§ Records from a collection:
· · · · · · ·

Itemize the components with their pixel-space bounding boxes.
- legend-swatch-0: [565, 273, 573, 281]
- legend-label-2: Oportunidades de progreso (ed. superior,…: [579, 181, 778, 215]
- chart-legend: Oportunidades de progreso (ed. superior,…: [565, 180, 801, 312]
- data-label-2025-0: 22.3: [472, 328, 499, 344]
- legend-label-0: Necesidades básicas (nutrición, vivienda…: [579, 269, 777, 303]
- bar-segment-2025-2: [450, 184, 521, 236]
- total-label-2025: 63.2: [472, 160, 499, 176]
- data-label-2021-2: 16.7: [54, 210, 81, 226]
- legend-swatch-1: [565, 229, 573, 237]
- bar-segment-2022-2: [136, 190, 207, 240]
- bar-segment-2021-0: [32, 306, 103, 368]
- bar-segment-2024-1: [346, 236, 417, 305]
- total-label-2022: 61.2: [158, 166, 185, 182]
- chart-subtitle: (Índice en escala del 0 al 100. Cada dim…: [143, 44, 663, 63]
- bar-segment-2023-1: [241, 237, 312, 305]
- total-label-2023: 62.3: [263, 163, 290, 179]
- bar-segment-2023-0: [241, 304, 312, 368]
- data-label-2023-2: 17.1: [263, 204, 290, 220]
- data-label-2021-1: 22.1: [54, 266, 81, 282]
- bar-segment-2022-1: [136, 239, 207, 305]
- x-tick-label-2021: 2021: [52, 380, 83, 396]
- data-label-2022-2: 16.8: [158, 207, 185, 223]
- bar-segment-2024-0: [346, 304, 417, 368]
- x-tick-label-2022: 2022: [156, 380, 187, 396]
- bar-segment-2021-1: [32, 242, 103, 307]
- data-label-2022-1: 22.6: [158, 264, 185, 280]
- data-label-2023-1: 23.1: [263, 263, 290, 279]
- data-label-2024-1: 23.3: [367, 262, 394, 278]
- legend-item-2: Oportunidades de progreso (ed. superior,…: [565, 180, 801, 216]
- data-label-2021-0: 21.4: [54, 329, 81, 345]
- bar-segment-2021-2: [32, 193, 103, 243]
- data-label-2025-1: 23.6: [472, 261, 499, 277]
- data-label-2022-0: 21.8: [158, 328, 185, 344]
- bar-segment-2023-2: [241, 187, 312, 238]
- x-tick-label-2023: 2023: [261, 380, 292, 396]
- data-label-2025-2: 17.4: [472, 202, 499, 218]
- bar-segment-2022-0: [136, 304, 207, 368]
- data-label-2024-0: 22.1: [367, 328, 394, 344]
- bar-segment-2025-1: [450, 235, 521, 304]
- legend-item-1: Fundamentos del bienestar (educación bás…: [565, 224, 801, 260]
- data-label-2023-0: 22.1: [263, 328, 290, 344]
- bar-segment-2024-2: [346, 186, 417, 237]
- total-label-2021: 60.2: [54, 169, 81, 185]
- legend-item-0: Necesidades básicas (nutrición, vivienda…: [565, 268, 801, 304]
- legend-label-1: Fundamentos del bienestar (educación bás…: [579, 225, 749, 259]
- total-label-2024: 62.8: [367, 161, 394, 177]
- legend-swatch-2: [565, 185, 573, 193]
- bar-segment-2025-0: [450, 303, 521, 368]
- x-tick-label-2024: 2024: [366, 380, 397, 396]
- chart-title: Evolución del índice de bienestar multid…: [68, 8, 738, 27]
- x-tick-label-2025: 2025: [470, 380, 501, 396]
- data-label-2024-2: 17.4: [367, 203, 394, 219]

· · · · · · ·

§ OBJECTIVE:
Reproduce every line of the rows above word for word, changing nothing.

§ EXERCISE SOLUTION:
Itemize the components with their pixel-space bounding boxes.
- legend-swatch-0: [565, 273, 573, 281]
- legend-label-2: Oportunidades de progreso (ed. superior,…: [579, 181, 778, 215]
- chart-legend: Oportunidades de progreso (ed. superior,…: [565, 180, 801, 312]
- data-label-2025-0: 22.3: [472, 328, 499, 344]
- legend-label-0: Necesidades básicas (nutrición, vivienda…: [579, 269, 777, 303]
- bar-segment-2025-2: [450, 184, 521, 236]
- total-label-2025: 63.2: [472, 160, 499, 176]
- data-label-2021-2: 16.7: [54, 210, 81, 226]
- legend-swatch-1: [565, 229, 573, 237]
- bar-segment-2022-2: [136, 190, 207, 240]
- bar-segment-2021-0: [32, 306, 103, 368]
- bar-segment-2024-1: [346, 236, 417, 305]
- total-label-2022: 61.2: [158, 166, 185, 182]
- chart-subtitle: (Índice en escala del 0 al 100. Cada dim…: [143, 44, 663, 63]
- bar-segment-2023-1: [241, 237, 312, 305]
- total-label-2023: 62.3: [263, 163, 290, 179]
- bar-segment-2023-0: [241, 304, 312, 368]
- data-label-2023-2: 17.1: [263, 204, 290, 220]
- data-label-2021-1: 22.1: [54, 266, 81, 282]
- bar-segment-2022-1: [136, 239, 207, 305]
- x-tick-label-2021: 2021: [52, 380, 83, 396]
- data-label-2022-2: 16.8: [158, 207, 185, 223]
- bar-segment-2024-0: [346, 304, 417, 368]
- x-tick-label-2022: 2022: [156, 380, 187, 396]
- bar-segment-2021-1: [32, 242, 103, 307]
- data-label-2022-1: 22.6: [158, 264, 185, 280]
- data-label-2023-1: 23.1: [263, 263, 290, 279]
- data-label-2024-1: 23.3: [367, 262, 394, 278]
- legend-item-2: Oportunidades de progreso (ed. superior,…: [565, 180, 801, 216]
- data-label-2021-0: 21.4: [54, 329, 81, 345]
- bar-segment-2021-2: [32, 193, 103, 243]
- data-label-2025-1: 23.6: [472, 261, 499, 277]
- data-label-2022-0: 21.8: [158, 328, 185, 344]
- bar-segment-2023-2: [241, 187, 312, 238]
- x-tick-label-2023: 2023: [261, 380, 292, 396]
- data-label-2025-2: 17.4: [472, 202, 499, 218]
- bar-segment-2022-0: [136, 304, 207, 368]
- data-label-2024-0: 22.1: [367, 328, 394, 344]
- bar-segment-2025-1: [450, 235, 521, 304]
- legend-item-1: Fundamentos del bienestar (educación bás…: [565, 224, 801, 260]
- data-label-2023-0: 22.1: [263, 328, 290, 344]
- bar-segment-2024-2: [346, 186, 417, 237]
- total-label-2021: 60.2: [54, 169, 81, 185]
- legend-item-0: Necesidades básicas (nutrición, vivienda…: [565, 268, 801, 304]
- legend-label-1: Fundamentos del bienestar (educación bás…: [579, 225, 749, 259]
- total-label-2024: 62.8: [367, 161, 394, 177]
- legend-swatch-2: [565, 185, 573, 193]
- bar-segment-2025-0: [450, 303, 521, 368]
- x-tick-label-2024: 2024: [366, 380, 397, 396]
- chart-title: Evolución del índice de bienestar multid…: [68, 8, 738, 27]
- x-tick-label-2025: 2025: [470, 380, 501, 396]
- data-label-2024-2: 17.4: [367, 203, 394, 219]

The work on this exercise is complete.